Write out every entry, unchanged. Skip any picture.
========================
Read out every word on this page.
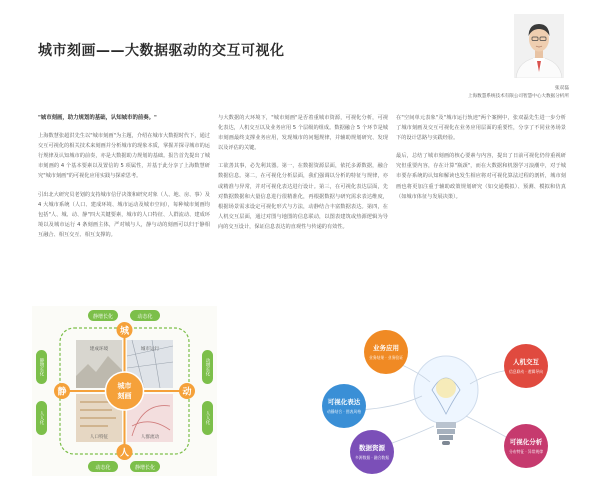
城市刻画——大数据驱动的交互可视化
张双磊
上海数慧系统技术有限公司智慧中心大数据分析所

"城市刻画，助力规划的基础，认知城市的前奏。"

上海数慧张超洪先生以"城市刻画"为主题，介绍在城市大数据时代下，通过交互可视化的相关技术来刻画并分析城市的现象本质，掌握并探寻城市的运行规律及认知城市的前奏，亦是大数据助力规划的基础。报告首先提出了城市刻画的 4 个基本要素以及置信的 5 项属性，并基于此分享了上海数慧研究"城市刻画"的可视化应用实践与探索思考。

引出北大研究员老划的支持城市信仔决策和研究对象（人、地、房、事）及 4 大城市系统（人口、建成环境、城市运动及城市空间），每种城市刻画均包括"人、城、动、静"四大关键要素，城市的人口特征、人群流动、建成环境以及城市运行 4 条刻画主体，严对城与人，静与动的刻画可以归于静相互融合、相互交互、相互支撑的。

与大数据的大环境下，"城市刻画"是否着重城市资源，可视化分析，可视化表达，人机交互以及业务应用 5 个层级的组成。数据融合 5 个环节是城市刻画最终支撑业务应用，发现城市的问题规律，并辅助规划研究、发现以及评估的关键。

工欲善其事，必先利其器。第一，在数据资源层面，依托多源数据，融合数据信息。第二，在可视化分析层面，我们强调以分析的特征与规律，亦或精准与异常，并对可视化表达进行设计。第三，在可视化表达层面，先对数据数据和大量信息进行很精准化，再根据数据与研究需求表达维度，根据场景需求设定可视化形式与方法，动静结合丰富数据表达。第四，在人机交互层面，通过对图与地图的信息联动，以图表建筑或热源逻辑为导向的交互设计，保证信息表达的直观性与传递的有效性。

在"空间单元表象"及"城市运行轨迹"两个案例中，张双磊先生进一步分析了城市刻画及交互可视化在业务应用层面的重要性，分享了不同业务场景下的设计思路与实践经验。

最后，总结了城市刻画的核心要素与内容，提出了日前可视化仍待重视研究但重要内容，存在计算"瓶颈"，而在大数据和机器学习浪潮中，对于城市要存系统的认知和解读也发生相应将对可视化算法过程的剖析，城市刻画也将更加注重于辅助政策规划研究（如交通模拟）、预测、模拟和仿真（如城市体征与发展决策）。

静增长化	动态化
动态化	静增长化
静增长化
人人化
动增长化
人人化
建成环境	城市运行
人口特征	人群流动
城
人
静	动
城市
刻画
业务应用
业务结果 · 业务验证
可视化表达
动静结合 · 图表风格
数据资源
多源数据 · 融合数据
人机交互
信息联动 · 逻辑导向
可视化分析
分布特征 · 异常规律
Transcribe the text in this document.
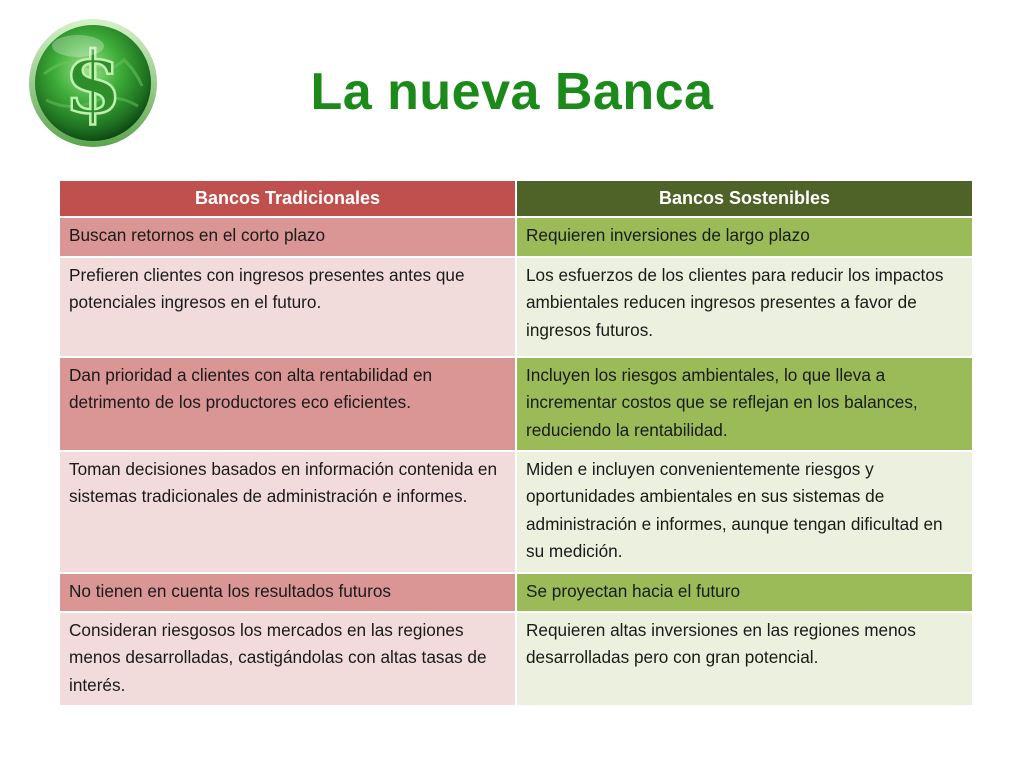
$	La nueva Banca
Bancos Tradicionales	Bancos Sostenibles
Buscan retornos en el corto plazo	Requieren inversiones de largo plazo
Prefieren clientes con ingresos presentes antes que potenciales ingresos en el futuro.	Los esfuerzos de los clientes para reducir los impactos ambientales reducen ingresos presentes a favor de ingresos futuros.
Dan prioridad a clientes con alta rentabilidad en detrimento de los productores eco eficientes.	Incluyen los riesgos ambientales, lo que lleva a incrementar costos que se reflejan en los balances, reduciendo la rentabilidad.
Toman decisiones basados en información contenida en sistemas tradicionales de administración e informes.	Miden e incluyen convenientemente riesgos y oportunidades ambientales en sus sistemas de administración e informes, aunque tengan dificultad en su medición.
No tienen en cuenta los resultados futuros	Se proyectan hacia el futuro
Consideran riesgosos los mercados en las regiones menos desarrolladas, castigándolas con altas tasas de interés.	Requieren altas inversiones en las regiones menos desarrolladas pero con gran potencial.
========================
FINAL RESULT:
Read out every word on this page.
城市刻画——大数据驱动的交互可视化
张双磊
上海数慧系统技术有限公司智慧中心大数据分析所

"城市刻画，助力规划的基础，认知城市的前奏。"

上海数慧张超洪先生以"城市刻画"为主题，介绍在城市大数据时代下，通过交互可视化的相关技术来刻画并分析城市的现象本质，掌握并探寻城市的运行规律及认知城市的前奏，亦是大数据助力规划的基础。报告首先提出了城市刻画的 4 个基本要素以及置信的 5 项属性，并基于此分享了上海数慧研究"城市刻画"的可视化应用实践与探索思考。

引出北大研究员老划的支持城市信仔决策和研究对象（人、地、房、事）及 4 大城市系统（人口、建成环境、城市运动及城市空间），每种城市刻画均包括"人、城、动、静"四大关键要素，城市的人口特征、人群流动、建成环境以及城市运行 4 条刻画主体，严对城与人，静与动的刻画可以归于静相互融合、相互交互、相互支撑的。

与大数据的大环境下，"城市刻画"是否着重城市资源，可视化分析，可视化表达，人机交互以及业务应用 5 个层级的组成。数据融合 5 个环节是城市刻画最终支撑业务应用，发现城市的问题规律，并辅助规划研究、发现以及评估的关键。

工欲善其事，必先利其器。第一，在数据资源层面，依托多源数据，融合数据信息。第二，在可视化分析层面，我们强调以分析的特征与规律，亦或精准与异常，并对可视化表达进行设计。第三，在可视化表达层面，先对数据数据和大量信息进行很精准化，再根据数据与研究需求表达维度，根据场景需求设定可视化形式与方法，动静结合丰富数据表达。第四，在人机交互层面，通过对图与地图的信息联动，以图表建筑或热源逻辑为导向的交互设计，保证信息表达的直观性与传递的有效性。

在"空间单元表象"及"城市运行轨迹"两个案例中，张双磊先生进一步分析了城市刻画及交互可视化在业务应用层面的重要性，分享了不同业务场景下的设计思路与实践经验。

最后，总结了城市刻画的核心要素与内容，提出了日前可视化仍待重视研究但重要内容，存在计算"瓶颈"，而在大数据和机器学习浪潮中，对于城市要存系统的认知和解读也发生相应将对可视化算法过程的剖析，城市刻画也将更加注重于辅助政策规划研究（如交通模拟）、预测、模拟和仿真（如城市体征与发展决策）。

静增长化	动态化
动态化	静增长化
静增长化
人人化
动增长化
人人化
建成环境	城市运行
人口特征	人群流动
城
人
静	动
城市
刻画
业务应用
业务结果 · 业务验证
可视化表达
动静结合 · 图表风格
数据资源
多源数据 · 融合数据
人机交互
信息联动 · 逻辑导向
可视化分析
分布特征 · 异常规律
Transcribe the text in this document.
$	La nueva Banca
Bancos Tradicionales	Bancos Sostenibles
Buscan retornos en el corto plazo	Requieren inversiones de largo plazo
Prefieren clientes con ingresos presentes antes que potenciales ingresos en el futuro.	Los esfuerzos de los clientes para reducir los impactos ambientales reducen ingresos presentes a favor de ingresos futuros.
Dan prioridad a clientes con alta rentabilidad en detrimento de los productores eco eficientes.	Incluyen los riesgos ambientales, lo que lleva a incrementar costos que se reflejan en los balances, reduciendo la rentabilidad.
Toman decisiones basados en información contenida en sistemas tradicionales de administración e informes.	Miden e incluyen convenientemente riesgos y oportunidades ambientales en sus sistemas de administración e informes, aunque tengan dificultad en su medición.
No tienen en cuenta los resultados futuros	Se proyectan hacia el futuro
Consideran riesgosos los mercados en las regiones menos desarrolladas, castigándolas con altas tasas de interés.	Requieren altas inversiones en las regiones menos desarrolladas pero con gran potencial.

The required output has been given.